YOUR INSTRUCTIONS ::
Report each line of the data that has "title" somewhere in it.

DATA SUPPLIED ::

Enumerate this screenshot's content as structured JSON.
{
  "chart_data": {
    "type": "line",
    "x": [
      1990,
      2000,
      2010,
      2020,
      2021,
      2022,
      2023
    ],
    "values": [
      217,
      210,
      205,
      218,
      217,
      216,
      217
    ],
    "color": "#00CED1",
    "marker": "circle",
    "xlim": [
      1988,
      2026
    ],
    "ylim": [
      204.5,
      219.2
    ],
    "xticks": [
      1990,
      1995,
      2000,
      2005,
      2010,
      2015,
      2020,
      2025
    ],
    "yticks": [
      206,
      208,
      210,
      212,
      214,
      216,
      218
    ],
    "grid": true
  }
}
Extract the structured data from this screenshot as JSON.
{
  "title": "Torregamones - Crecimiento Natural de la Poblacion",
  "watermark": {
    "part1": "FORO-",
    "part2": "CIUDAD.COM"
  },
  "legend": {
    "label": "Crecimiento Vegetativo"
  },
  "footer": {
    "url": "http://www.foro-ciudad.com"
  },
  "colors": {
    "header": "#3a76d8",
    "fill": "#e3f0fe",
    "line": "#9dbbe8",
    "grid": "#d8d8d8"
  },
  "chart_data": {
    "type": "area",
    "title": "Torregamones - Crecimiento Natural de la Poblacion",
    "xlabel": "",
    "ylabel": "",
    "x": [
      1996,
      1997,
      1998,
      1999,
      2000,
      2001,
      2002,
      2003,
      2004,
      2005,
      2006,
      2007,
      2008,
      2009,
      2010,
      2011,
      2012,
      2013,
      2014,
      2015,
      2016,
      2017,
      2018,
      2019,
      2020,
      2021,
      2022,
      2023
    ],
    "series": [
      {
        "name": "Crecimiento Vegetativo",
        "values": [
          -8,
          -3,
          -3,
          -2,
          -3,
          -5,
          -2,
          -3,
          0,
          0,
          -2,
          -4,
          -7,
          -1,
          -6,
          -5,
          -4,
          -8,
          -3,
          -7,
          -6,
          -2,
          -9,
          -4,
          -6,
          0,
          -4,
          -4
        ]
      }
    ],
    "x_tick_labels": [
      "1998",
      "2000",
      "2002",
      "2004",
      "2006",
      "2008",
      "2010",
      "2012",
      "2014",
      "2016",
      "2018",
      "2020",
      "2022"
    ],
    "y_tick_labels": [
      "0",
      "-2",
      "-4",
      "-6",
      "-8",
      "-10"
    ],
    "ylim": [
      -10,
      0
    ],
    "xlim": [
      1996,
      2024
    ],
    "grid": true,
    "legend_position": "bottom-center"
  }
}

SOLUTION FOR THIS EXERCISE ::
  "title": "Torregamones - Crecimiento Natural de la Poblacion",
    "title": "Torregamones - Crecimiento Natural de la Poblacion",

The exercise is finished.